◆ What you are asked to do
Write out the records below word for word, please.

Source records:
* start *

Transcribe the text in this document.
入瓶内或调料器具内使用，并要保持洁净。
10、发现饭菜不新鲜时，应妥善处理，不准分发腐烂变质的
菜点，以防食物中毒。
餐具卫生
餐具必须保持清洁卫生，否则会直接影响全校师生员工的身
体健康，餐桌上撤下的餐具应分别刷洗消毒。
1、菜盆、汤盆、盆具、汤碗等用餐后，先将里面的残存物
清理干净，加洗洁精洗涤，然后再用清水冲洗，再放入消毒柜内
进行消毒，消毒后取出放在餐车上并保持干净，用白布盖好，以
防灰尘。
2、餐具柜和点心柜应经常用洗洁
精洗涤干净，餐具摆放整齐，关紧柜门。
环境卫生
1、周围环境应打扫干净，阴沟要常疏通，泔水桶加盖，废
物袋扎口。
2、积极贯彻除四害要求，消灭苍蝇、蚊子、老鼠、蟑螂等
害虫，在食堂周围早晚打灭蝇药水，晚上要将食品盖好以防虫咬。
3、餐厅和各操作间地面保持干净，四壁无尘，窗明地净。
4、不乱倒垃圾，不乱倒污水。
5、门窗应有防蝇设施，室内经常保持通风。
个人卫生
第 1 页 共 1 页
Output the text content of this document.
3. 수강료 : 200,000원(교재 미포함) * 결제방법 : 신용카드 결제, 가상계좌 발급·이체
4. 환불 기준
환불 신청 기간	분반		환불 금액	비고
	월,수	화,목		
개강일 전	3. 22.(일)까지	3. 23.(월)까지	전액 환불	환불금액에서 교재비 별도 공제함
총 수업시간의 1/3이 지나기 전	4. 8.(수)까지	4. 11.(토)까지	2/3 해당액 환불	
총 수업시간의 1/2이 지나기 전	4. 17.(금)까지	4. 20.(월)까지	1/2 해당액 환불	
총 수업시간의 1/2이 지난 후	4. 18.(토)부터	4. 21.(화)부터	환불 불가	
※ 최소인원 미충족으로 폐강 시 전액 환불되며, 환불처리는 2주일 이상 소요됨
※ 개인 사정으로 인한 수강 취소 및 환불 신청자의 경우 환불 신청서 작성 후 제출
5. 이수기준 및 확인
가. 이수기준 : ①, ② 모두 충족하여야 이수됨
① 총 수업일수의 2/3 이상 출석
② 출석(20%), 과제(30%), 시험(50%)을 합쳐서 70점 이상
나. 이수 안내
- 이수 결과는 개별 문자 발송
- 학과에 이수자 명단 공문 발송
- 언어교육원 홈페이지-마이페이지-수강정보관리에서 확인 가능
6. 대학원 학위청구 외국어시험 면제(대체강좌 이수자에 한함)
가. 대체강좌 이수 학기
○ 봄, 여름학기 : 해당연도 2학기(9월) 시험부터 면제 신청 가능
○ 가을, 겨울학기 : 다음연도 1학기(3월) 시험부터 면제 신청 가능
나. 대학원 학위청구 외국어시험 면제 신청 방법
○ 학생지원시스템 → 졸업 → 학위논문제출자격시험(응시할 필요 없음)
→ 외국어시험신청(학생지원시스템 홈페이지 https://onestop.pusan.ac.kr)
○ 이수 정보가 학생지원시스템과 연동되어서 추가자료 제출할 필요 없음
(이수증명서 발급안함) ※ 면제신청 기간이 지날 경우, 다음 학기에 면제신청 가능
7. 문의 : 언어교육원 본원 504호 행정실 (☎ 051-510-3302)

* end *

◆ Result of this exercise
Transcribe the text in this document.
入瓶内或调料器具内使用，并要保持洁净。
10、发现饭菜不新鲜时，应妥善处理，不准分发腐烂变质的
菜点，以防食物中毒。
餐具卫生
餐具必须保持清洁卫生，否则会直接影响全校师生员工的身
体健康，餐桌上撤下的餐具应分别刷洗消毒。
1、菜盆、汤盆、盆具、汤碗等用餐后，先将里面的残存物
清理干净，加洗洁精洗涤，然后再用清水冲洗，再放入消毒柜内
进行消毒，消毒后取出放在餐车上并保持干净，用白布盖好，以
防灰尘。
2、餐具柜和点心柜应经常用洗洁
精洗涤干净，餐具摆放整齐，关紧柜门。
环境卫生
1、周围环境应打扫干净，阴沟要常疏通，泔水桶加盖，废
物袋扎口。
2、积极贯彻除四害要求，消灭苍蝇、蚊子、老鼠、蟑螂等
害虫，在食堂周围早晚打灭蝇药水，晚上要将食品盖好以防虫咬。
3、餐厅和各操作间地面保持干净，四壁无尘，窗明地净。
4、不乱倒垃圾，不乱倒污水。
5、门窗应有防蝇设施，室内经常保持通风。
个人卫生
第 1 页 共 1 页
Output the text content of this document.
3. 수강료 : 200,000원(교재 미포함) * 결제방법 : 신용카드 결제, 가상계좌 발급·이체
4. 환불 기준
환불 신청 기간	분반		환불 금액	비고
	월,수	화,목		
개강일 전	3. 22.(일)까지	3. 23.(월)까지	전액 환불	환불금액에서 교재비 별도 공제함
총 수업시간의 1/3이 지나기 전	4. 8.(수)까지	4. 11.(토)까지	2/3 해당액 환불	
총 수업시간의 1/2이 지나기 전	4. 17.(금)까지	4. 20.(월)까지	1/2 해당액 환불	
총 수업시간의 1/2이 지난 후	4. 18.(토)부터	4. 21.(화)부터	환불 불가	
※ 최소인원 미충족으로 폐강 시 전액 환불되며, 환불처리는 2주일 이상 소요됨
※ 개인 사정으로 인한 수강 취소 및 환불 신청자의 경우 환불 신청서 작성 후 제출
5. 이수기준 및 확인
가. 이수기준 : ①, ② 모두 충족하여야 이수됨
① 총 수업일수의 2/3 이상 출석
② 출석(20%), 과제(30%), 시험(50%)을 합쳐서 70점 이상
나. 이수 안내
- 이수 결과는 개별 문자 발송
- 학과에 이수자 명단 공문 발송
- 언어교육원 홈페이지-마이페이지-수강정보관리에서 확인 가능
6. 대학원 학위청구 외국어시험 면제(대체강좌 이수자에 한함)
가. 대체강좌 이수 학기
○ 봄, 여름학기 : 해당연도 2학기(9월) 시험부터 면제 신청 가능
○ 가을, 겨울학기 : 다음연도 1학기(3월) 시험부터 면제 신청 가능
나. 대학원 학위청구 외국어시험 면제 신청 방법
○ 학생지원시스템 → 졸업 → 학위논문제출자격시험(응시할 필요 없음)
→ 외국어시험신청(학생지원시스템 홈페이지 https://onestop.pusan.ac.kr)
○ 이수 정보가 학생지원시스템과 연동되어서 추가자료 제출할 필요 없음
(이수증명서 발급안함) ※ 면제신청 기간이 지날 경우, 다음 학기에 면제신청 가능
7. 문의 : 언어교육원 본원 504호 행정실 (☎ 051-510-3302)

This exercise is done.